** START PROVIDED MATERIAL **

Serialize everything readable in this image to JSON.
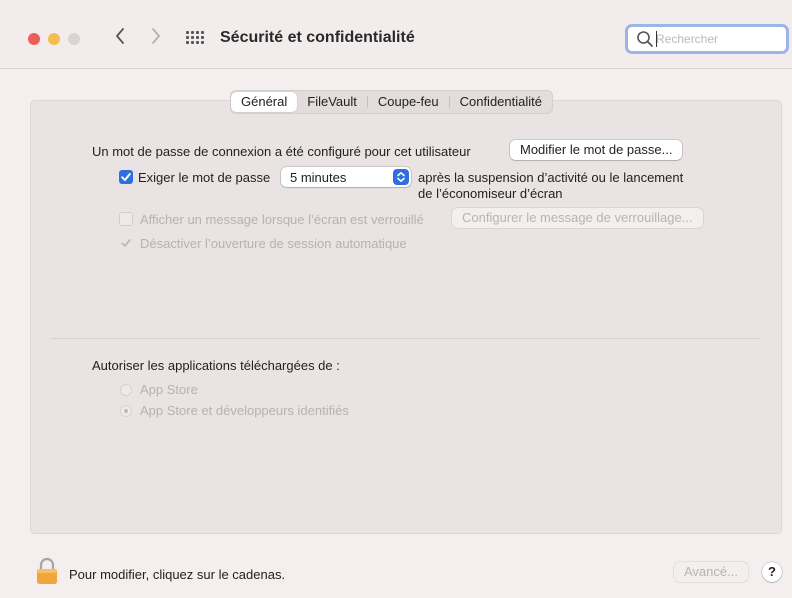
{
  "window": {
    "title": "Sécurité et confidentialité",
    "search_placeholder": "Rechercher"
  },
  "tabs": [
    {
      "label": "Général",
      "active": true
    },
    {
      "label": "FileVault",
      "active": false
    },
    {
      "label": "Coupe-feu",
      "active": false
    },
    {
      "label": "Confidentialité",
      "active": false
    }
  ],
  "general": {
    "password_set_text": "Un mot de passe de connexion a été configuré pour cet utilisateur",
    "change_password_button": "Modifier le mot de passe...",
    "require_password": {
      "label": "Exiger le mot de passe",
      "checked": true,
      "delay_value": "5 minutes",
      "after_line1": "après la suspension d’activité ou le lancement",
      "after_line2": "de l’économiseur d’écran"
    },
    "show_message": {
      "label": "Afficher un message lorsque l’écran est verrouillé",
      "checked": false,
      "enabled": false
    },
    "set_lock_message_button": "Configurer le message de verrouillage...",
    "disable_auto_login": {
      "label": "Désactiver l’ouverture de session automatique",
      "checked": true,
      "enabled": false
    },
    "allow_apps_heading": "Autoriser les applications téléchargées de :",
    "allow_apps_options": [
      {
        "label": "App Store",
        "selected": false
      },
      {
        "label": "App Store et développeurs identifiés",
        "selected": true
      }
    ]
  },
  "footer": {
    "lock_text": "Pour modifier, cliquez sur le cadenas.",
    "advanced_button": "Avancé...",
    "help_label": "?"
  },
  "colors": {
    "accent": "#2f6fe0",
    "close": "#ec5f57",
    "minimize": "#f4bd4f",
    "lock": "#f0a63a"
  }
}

** END PROVIDED MATERIAL **

STATED PROBLEM>
Make an exact copy of all entries above, dropping the images.

EXERCISE RESULT>
Serialize everything readable in this image to JSON.
{
  "window": {
    "title": "Sécurité et confidentialité",
    "search_placeholder": "Rechercher"
  },
  "tabs": [
    {
      "label": "Général",
      "active": true
    },
    {
      "label": "FileVault",
      "active": false
    },
    {
      "label": "Coupe-feu",
      "active": false
    },
    {
      "label": "Confidentialité",
      "active": false
    }
  ],
  "general": {
    "password_set_text": "Un mot de passe de connexion a été configuré pour cet utilisateur",
    "change_password_button": "Modifier le mot de passe...",
    "require_password": {
      "label": "Exiger le mot de passe",
      "checked": true,
      "delay_value": "5 minutes",
      "after_line1": "après la suspension d’activité ou le lancement",
      "after_line2": "de l’économiseur d’écran"
    },
    "show_message": {
      "label": "Afficher un message lorsque l’écran est verrouillé",
      "checked": false,
      "enabled": false
    },
    "set_lock_message_button": "Configurer le message de verrouillage...",
    "disable_auto_login": {
      "label": "Désactiver l’ouverture de session automatique",
      "checked": true,
      "enabled": false
    },
    "allow_apps_heading": "Autoriser les applications téléchargées de :",
    "allow_apps_options": [
      {
        "label": "App Store",
        "selected": false
      },
      {
        "label": "App Store et développeurs identifiés",
        "selected": true
      }
    ]
  },
  "footer": {
    "lock_text": "Pour modifier, cliquez sur le cadenas.",
    "advanced_button": "Avancé...",
    "help_label": "?"
  },
  "colors": {
    "accent": "#2f6fe0",
    "close": "#ec5f57",
    "minimize": "#f4bd4f",
    "lock": "#f0a63a"
  }
}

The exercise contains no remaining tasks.